● Task requirements
Extract each line of the data and write it out again exactly.

---------------

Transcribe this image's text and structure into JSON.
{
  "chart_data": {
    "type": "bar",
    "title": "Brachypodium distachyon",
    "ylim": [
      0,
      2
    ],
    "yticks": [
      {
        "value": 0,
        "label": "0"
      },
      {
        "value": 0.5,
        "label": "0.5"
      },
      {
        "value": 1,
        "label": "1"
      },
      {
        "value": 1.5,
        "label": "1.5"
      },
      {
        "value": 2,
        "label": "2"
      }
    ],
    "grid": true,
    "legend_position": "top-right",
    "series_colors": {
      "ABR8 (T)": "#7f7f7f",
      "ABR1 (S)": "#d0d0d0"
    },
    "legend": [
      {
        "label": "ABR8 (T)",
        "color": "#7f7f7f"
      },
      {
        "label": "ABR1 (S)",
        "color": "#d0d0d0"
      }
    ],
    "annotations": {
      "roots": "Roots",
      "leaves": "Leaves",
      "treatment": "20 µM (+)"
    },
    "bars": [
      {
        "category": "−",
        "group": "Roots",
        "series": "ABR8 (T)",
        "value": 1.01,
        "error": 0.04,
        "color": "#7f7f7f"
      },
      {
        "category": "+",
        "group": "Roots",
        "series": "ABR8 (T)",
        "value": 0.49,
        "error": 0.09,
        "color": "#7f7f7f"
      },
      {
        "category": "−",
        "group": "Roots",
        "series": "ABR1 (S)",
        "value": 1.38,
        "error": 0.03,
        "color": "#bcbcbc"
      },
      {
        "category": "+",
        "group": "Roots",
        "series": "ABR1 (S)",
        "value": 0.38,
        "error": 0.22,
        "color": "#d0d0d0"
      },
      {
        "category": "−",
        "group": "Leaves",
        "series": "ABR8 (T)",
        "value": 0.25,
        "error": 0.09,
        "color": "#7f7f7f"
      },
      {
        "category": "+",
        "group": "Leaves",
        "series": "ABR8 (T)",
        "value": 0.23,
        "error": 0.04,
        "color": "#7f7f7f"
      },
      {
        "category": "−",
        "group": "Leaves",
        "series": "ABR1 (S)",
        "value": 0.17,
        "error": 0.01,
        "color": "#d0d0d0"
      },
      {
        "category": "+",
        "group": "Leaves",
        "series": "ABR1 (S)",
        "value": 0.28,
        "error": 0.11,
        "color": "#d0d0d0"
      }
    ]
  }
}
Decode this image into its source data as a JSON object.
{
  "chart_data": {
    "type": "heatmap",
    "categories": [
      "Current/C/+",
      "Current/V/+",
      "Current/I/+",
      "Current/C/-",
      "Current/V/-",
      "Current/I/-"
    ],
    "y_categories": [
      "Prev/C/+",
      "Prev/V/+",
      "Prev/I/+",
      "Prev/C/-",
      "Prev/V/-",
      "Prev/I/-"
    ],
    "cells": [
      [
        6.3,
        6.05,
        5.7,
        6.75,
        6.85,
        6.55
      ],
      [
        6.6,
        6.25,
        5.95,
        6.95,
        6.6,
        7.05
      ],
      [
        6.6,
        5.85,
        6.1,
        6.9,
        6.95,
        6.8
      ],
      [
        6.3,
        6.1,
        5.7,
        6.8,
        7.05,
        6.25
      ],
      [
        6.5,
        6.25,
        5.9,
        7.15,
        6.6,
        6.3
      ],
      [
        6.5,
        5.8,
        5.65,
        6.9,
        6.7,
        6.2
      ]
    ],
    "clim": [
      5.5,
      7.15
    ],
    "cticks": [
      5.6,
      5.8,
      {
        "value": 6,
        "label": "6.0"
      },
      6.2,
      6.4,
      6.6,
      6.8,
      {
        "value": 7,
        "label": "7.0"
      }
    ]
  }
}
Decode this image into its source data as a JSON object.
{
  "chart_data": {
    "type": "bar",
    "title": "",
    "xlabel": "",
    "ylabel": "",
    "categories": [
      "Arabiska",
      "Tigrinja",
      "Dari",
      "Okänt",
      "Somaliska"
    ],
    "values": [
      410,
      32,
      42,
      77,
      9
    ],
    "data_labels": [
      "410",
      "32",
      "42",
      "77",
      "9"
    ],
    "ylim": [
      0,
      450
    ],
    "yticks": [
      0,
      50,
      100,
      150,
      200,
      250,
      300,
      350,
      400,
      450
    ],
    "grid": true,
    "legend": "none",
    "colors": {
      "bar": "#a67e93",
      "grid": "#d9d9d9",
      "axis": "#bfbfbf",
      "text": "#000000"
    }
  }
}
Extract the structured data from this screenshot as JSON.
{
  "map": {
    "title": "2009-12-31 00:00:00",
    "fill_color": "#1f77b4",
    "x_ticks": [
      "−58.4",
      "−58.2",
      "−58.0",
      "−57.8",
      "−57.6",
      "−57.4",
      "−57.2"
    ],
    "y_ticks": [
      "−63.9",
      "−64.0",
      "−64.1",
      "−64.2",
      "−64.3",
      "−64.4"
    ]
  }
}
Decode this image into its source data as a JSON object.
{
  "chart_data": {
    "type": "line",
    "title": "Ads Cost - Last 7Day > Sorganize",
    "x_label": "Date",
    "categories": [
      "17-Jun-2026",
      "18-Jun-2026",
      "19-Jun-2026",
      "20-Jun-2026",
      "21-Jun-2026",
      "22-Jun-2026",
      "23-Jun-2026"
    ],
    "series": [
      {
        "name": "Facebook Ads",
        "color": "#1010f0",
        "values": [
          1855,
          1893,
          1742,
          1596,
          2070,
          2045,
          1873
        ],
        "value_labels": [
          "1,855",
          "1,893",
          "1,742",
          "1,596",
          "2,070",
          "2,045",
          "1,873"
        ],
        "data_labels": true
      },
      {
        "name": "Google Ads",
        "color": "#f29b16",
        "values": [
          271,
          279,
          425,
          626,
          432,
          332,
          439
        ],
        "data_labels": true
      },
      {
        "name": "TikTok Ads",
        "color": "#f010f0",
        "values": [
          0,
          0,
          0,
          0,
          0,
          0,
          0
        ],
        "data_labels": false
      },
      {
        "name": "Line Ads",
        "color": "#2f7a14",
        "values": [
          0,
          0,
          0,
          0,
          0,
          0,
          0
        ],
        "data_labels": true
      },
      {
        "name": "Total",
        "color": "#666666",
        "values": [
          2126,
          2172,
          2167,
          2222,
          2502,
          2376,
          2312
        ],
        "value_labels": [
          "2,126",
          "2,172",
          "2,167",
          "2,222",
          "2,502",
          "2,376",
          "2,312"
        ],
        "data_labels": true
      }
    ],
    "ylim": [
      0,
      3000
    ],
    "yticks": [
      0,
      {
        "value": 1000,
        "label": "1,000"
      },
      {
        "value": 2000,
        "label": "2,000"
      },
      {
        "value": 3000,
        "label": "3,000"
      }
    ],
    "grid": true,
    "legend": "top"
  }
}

---------------

● Final result
Transcribe this image's text and structure into JSON.
{
  "chart_data": {
    "type": "bar",
    "title": "Brachypodium distachyon",
    "ylim": [
      0,
      2
    ],
    "yticks": [
      {
        "value": 0,
        "label": "0"
      },
      {
        "value": 0.5,
        "label": "0.5"
      },
      {
        "value": 1,
        "label": "1"
      },
      {
        "value": 1.5,
        "label": "1.5"
      },
      {
        "value": 2,
        "label": "2"
      }
    ],
    "grid": true,
    "legend_position": "top-right",
    "series_colors": {
      "ABR8 (T)": "#7f7f7f",
      "ABR1 (S)": "#d0d0d0"
    },
    "legend": [
      {
        "label": "ABR8 (T)",
        "color": "#7f7f7f"
      },
      {
        "label": "ABR1 (S)",
        "color": "#d0d0d0"
      }
    ],
    "annotations": {
      "roots": "Roots",
      "leaves": "Leaves",
      "treatment": "20 µM (+)"
    },
    "bars": [
      {
        "category": "−",
        "group": "Roots",
        "series": "ABR8 (T)",
        "value": 1.01,
        "error": 0.04,
        "color": "#7f7f7f"
      },
      {
        "category": "+",
        "group": "Roots",
        "series": "ABR8 (T)",
        "value": 0.49,
        "error": 0.09,
        "color": "#7f7f7f"
      },
      {
        "category": "−",
        "group": "Roots",
        "series": "ABR1 (S)",
        "value": 1.38,
        "error": 0.03,
        "color": "#bcbcbc"
      },
      {
        "category": "+",
        "group": "Roots",
        "series": "ABR1 (S)",
        "value": 0.38,
        "error": 0.22,
        "color": "#d0d0d0"
      },
      {
        "category": "−",
        "group": "Leaves",
        "series": "ABR8 (T)",
        "value": 0.25,
        "error": 0.09,
        "color": "#7f7f7f"
      },
      {
        "category": "+",
        "group": "Leaves",
        "series": "ABR8 (T)",
        "value": 0.23,
        "error": 0.04,
        "color": "#7f7f7f"
      },
      {
        "category": "−",
        "group": "Leaves",
        "series": "ABR1 (S)",
        "value": 0.17,
        "error": 0.01,
        "color": "#d0d0d0"
      },
      {
        "category": "+",
        "group": "Leaves",
        "series": "ABR1 (S)",
        "value": 0.28,
        "error": 0.11,
        "color": "#d0d0d0"
      }
    ]
  }
}
Decode this image into its source data as a JSON object.
{
  "chart_data": {
    "type": "heatmap",
    "categories": [
      "Current/C/+",
      "Current/V/+",
      "Current/I/+",
      "Current/C/-",
      "Current/V/-",
      "Current/I/-"
    ],
    "y_categories": [
      "Prev/C/+",
      "Prev/V/+",
      "Prev/I/+",
      "Prev/C/-",
      "Prev/V/-",
      "Prev/I/-"
    ],
    "cells": [
      [
        6.3,
        6.05,
        5.7,
        6.75,
        6.85,
        6.55
      ],
      [
        6.6,
        6.25,
        5.95,
        6.95,
        6.6,
        7.05
      ],
      [
        6.6,
        5.85,
        6.1,
        6.9,
        6.95,
        6.8
      ],
      [
        6.3,
        6.1,
        5.7,
        6.8,
        7.05,
        6.25
      ],
      [
        6.5,
        6.25,
        5.9,
        7.15,
        6.6,
        6.3
      ],
      [
        6.5,
        5.8,
        5.65,
        6.9,
        6.7,
        6.2
      ]
    ],
    "clim": [
      5.5,
      7.15
    ],
    "cticks": [
      5.6,
      5.8,
      {
        "value": 6,
        "label": "6.0"
      },
      6.2,
      6.4,
      6.6,
      6.8,
      {
        "value": 7,
        "label": "7.0"
      }
    ]
  }
}
Decode this image into its source data as a JSON object.
{
  "chart_data": {
    "type": "bar",
    "title": "",
    "xlabel": "",
    "ylabel": "",
    "categories": [
      "Arabiska",
      "Tigrinja",
      "Dari",
      "Okänt",
      "Somaliska"
    ],
    "values": [
      410,
      32,
      42,
      77,
      9
    ],
    "data_labels": [
      "410",
      "32",
      "42",
      "77",
      "9"
    ],
    "ylim": [
      0,
      450
    ],
    "yticks": [
      0,
      50,
      100,
      150,
      200,
      250,
      300,
      350,
      400,
      450
    ],
    "grid": true,
    "legend": "none",
    "colors": {
      "bar": "#a67e93",
      "grid": "#d9d9d9",
      "axis": "#bfbfbf",
      "text": "#000000"
    }
  }
}
Extract the structured data from this screenshot as JSON.
{
  "map": {
    "title": "2009-12-31 00:00:00",
    "fill_color": "#1f77b4",
    "x_ticks": [
      "−58.4",
      "−58.2",
      "−58.0",
      "−57.8",
      "−57.6",
      "−57.4",
      "−57.2"
    ],
    "y_ticks": [
      "−63.9",
      "−64.0",
      "−64.1",
      "−64.2",
      "−64.3",
      "−64.4"
    ]
  }
}
Decode this image into its source data as a JSON object.
{
  "chart_data": {
    "type": "line",
    "title": "Ads Cost - Last 7Day > Sorganize",
    "x_label": "Date",
    "categories": [
      "17-Jun-2026",
      "18-Jun-2026",
      "19-Jun-2026",
      "20-Jun-2026",
      "21-Jun-2026",
      "22-Jun-2026",
      "23-Jun-2026"
    ],
    "series": [
      {
        "name": "Facebook Ads",
        "color": "#1010f0",
        "values": [
          1855,
          1893,
          1742,
          1596,
          2070,
          2045,
          1873
        ],
        "value_labels": [
          "1,855",
          "1,893",
          "1,742",
          "1,596",
          "2,070",
          "2,045",
          "1,873"
        ],
        "data_labels": true
      },
      {
        "name": "Google Ads",
        "color": "#f29b16",
        "values": [
          271,
          279,
          425,
          626,
          432,
          332,
          439
        ],
        "data_labels": true
      },
      {
        "name": "TikTok Ads",
        "color": "#f010f0",
        "values": [
          0,
          0,
          0,
          0,
          0,
          0,
          0
        ],
        "data_labels": false
      },
      {
        "name": "Line Ads",
        "color": "#2f7a14",
        "values": [
          0,
          0,
          0,
          0,
          0,
          0,
          0
        ],
        "data_labels": true
      },
      {
        "name": "Total",
        "color": "#666666",
        "values": [
          2126,
          2172,
          2167,
          2222,
          2502,
          2376,
          2312
        ],
        "value_labels": [
          "2,126",
          "2,172",
          "2,167",
          "2,222",
          "2,502",
          "2,376",
          "2,312"
        ],
        "data_labels": true
      }
    ],
    "ylim": [
      0,
      3000
    ],
    "yticks": [
      0,
      {
        "value": 1000,
        "label": "1,000"
      },
      {
        "value": 2000,
        "label": "2,000"
      },
      {
        "value": 3000,
        "label": "3,000"
      }
    ],
    "grid": true,
    "legend": "top"
  }
}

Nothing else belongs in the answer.